─── Data records

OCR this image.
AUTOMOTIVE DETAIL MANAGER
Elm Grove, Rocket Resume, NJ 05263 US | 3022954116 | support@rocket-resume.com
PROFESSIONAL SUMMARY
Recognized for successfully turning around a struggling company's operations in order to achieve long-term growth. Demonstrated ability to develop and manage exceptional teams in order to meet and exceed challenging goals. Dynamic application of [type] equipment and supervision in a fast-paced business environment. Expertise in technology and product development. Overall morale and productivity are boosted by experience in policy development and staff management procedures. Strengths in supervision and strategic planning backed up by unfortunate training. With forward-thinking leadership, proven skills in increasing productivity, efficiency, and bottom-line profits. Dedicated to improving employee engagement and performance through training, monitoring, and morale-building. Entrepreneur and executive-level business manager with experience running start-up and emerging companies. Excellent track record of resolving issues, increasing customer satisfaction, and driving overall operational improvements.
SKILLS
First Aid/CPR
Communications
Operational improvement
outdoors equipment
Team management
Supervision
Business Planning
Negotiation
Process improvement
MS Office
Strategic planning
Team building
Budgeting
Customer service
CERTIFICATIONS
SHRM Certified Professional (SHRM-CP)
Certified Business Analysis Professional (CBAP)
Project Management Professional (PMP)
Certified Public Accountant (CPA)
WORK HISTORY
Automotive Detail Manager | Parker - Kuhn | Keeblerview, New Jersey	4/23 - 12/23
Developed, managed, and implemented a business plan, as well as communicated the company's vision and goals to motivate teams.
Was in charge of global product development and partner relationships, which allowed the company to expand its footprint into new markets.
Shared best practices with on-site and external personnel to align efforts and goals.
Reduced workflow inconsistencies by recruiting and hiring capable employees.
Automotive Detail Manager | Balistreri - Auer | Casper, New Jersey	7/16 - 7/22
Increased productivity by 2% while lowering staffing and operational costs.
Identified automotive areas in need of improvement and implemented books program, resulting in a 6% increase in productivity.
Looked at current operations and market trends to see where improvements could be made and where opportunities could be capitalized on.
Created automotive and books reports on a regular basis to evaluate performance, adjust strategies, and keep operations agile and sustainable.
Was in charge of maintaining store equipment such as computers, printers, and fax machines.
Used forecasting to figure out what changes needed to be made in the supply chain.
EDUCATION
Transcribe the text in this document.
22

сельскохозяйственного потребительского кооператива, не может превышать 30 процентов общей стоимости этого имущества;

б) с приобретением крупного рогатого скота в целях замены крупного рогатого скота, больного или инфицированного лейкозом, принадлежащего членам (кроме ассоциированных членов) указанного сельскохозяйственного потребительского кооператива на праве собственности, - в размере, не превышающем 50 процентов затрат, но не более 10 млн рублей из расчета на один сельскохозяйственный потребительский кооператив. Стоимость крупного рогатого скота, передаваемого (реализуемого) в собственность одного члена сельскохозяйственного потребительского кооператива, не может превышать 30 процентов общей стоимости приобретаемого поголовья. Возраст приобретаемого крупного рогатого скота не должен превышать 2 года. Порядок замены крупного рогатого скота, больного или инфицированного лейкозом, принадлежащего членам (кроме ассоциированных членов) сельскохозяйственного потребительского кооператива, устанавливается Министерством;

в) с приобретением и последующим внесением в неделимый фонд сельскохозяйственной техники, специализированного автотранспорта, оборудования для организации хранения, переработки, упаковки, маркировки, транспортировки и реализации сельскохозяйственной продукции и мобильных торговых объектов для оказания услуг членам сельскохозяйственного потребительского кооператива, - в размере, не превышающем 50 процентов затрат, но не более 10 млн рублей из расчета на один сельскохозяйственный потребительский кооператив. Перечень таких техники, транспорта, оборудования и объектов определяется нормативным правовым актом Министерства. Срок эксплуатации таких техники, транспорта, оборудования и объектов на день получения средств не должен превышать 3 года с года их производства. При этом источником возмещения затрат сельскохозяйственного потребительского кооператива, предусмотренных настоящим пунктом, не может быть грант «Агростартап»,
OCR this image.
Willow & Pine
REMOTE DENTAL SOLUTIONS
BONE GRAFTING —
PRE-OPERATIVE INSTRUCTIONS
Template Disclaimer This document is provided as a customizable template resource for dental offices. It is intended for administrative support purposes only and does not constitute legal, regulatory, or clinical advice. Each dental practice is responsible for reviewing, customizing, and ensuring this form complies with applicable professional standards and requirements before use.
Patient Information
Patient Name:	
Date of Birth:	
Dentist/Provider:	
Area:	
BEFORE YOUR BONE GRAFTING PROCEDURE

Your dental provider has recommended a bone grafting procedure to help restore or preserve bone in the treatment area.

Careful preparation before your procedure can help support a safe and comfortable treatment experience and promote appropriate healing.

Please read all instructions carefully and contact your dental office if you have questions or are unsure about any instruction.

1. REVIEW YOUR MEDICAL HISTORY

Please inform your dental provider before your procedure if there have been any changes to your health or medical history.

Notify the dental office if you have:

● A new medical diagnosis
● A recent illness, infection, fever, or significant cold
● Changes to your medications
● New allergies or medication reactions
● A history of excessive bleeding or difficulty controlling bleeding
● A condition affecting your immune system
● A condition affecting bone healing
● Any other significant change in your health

──────

* _Goal_: Copy out all of the records shown above exactly.

* _Full output_:
OCR this image.
AUTOMOTIVE DETAIL MANAGER
Elm Grove, Rocket Resume, NJ 05263 US | 3022954116 | support@rocket-resume.com
PROFESSIONAL SUMMARY
Recognized for successfully turning around a struggling company's operations in order to achieve long-term growth. Demonstrated ability to develop and manage exceptional teams in order to meet and exceed challenging goals. Dynamic application of [type] equipment and supervision in a fast-paced business environment. Expertise in technology and product development. Overall morale and productivity are boosted by experience in policy development and staff management procedures. Strengths in supervision and strategic planning backed up by unfortunate training. With forward-thinking leadership, proven skills in increasing productivity, efficiency, and bottom-line profits. Dedicated to improving employee engagement and performance through training, monitoring, and morale-building. Entrepreneur and executive-level business manager with experience running start-up and emerging companies. Excellent track record of resolving issues, increasing customer satisfaction, and driving overall operational improvements.
SKILLS
First Aid/CPR
Communications
Operational improvement
outdoors equipment
Team management
Supervision
Business Planning
Negotiation
Process improvement
MS Office
Strategic planning
Team building
Budgeting
Customer service
CERTIFICATIONS
SHRM Certified Professional (SHRM-CP)
Certified Business Analysis Professional (CBAP)
Project Management Professional (PMP)
Certified Public Accountant (CPA)
WORK HISTORY
Automotive Detail Manager | Parker - Kuhn | Keeblerview, New Jersey	4/23 - 12/23
Developed, managed, and implemented a business plan, as well as communicated the company's vision and goals to motivate teams.
Was in charge of global product development and partner relationships, which allowed the company to expand its footprint into new markets.
Shared best practices with on-site and external personnel to align efforts and goals.
Reduced workflow inconsistencies by recruiting and hiring capable employees.
Automotive Detail Manager | Balistreri - Auer | Casper, New Jersey	7/16 - 7/22
Increased productivity by 2% while lowering staffing and operational costs.
Identified automotive areas in need of improvement and implemented books program, resulting in a 6% increase in productivity.
Looked at current operations and market trends to see where improvements could be made and where opportunities could be capitalized on.
Created automotive and books reports on a regular basis to evaluate performance, adjust strategies, and keep operations agile and sustainable.
Was in charge of maintaining store equipment such as computers, printers, and fax machines.
Used forecasting to figure out what changes needed to be made in the supply chain.
EDUCATION
Transcribe the text in this document.
22

сельскохозяйственного потребительского кооператива, не может превышать 30 процентов общей стоимости этого имущества;

б) с приобретением крупного рогатого скота в целях замены крупного рогатого скота, больного или инфицированного лейкозом, принадлежащего членам (кроме ассоциированных членов) указанного сельскохозяйственного потребительского кооператива на праве собственности, - в размере, не превышающем 50 процентов затрат, но не более 10 млн рублей из расчета на один сельскохозяйственный потребительский кооператив. Стоимость крупного рогатого скота, передаваемого (реализуемого) в собственность одного члена сельскохозяйственного потребительского кооператива, не может превышать 30 процентов общей стоимости приобретаемого поголовья. Возраст приобретаемого крупного рогатого скота не должен превышать 2 года. Порядок замены крупного рогатого скота, больного или инфицированного лейкозом, принадлежащего членам (кроме ассоциированных членов) сельскохозяйственного потребительского кооператива, устанавливается Министерством;

в) с приобретением и последующим внесением в неделимый фонд сельскохозяйственной техники, специализированного автотранспорта, оборудования для организации хранения, переработки, упаковки, маркировки, транспортировки и реализации сельскохозяйственной продукции и мобильных торговых объектов для оказания услуг членам сельскохозяйственного потребительского кооператива, - в размере, не превышающем 50 процентов затрат, но не более 10 млн рублей из расчета на один сельскохозяйственный потребительский кооператив. Перечень таких техники, транспорта, оборудования и объектов определяется нормативным правовым актом Министерства. Срок эксплуатации таких техники, транспорта, оборудования и объектов на день получения средств не должен превышать 3 года с года их производства. При этом источником возмещения затрат сельскохозяйственного потребительского кооператива, предусмотренных настоящим пунктом, не может быть грант «Агростартап»,
OCR this image.
Willow & Pine
REMOTE DENTAL SOLUTIONS
BONE GRAFTING —
PRE-OPERATIVE INSTRUCTIONS
Template Disclaimer This document is provided as a customizable template resource for dental offices. It is intended for administrative support purposes only and does not constitute legal, regulatory, or clinical advice. Each dental practice is responsible for reviewing, customizing, and ensuring this form complies with applicable professional standards and requirements before use.
Patient Information
Patient Name:	
Date of Birth:	
Dentist/Provider:	
Area:	
BEFORE YOUR BONE GRAFTING PROCEDURE

Your dental provider has recommended a bone grafting procedure to help restore or preserve bone in the treatment area.

Careful preparation before your procedure can help support a safe and comfortable treatment experience and promote appropriate healing.

Please read all instructions carefully and contact your dental office if you have questions or are unsure about any instruction.

1. REVIEW YOUR MEDICAL HISTORY

Please inform your dental provider before your procedure if there have been any changes to your health or medical history.

Notify the dental office if you have:

● A new medical diagnosis
● A recent illness, infection, fever, or significant cold
● Changes to your medications
● New allergies or medication reactions
● A history of excessive bleeding or difficulty controlling bleeding
● A condition affecting your immune system
● A condition affecting bone healing
● Any other significant change in your health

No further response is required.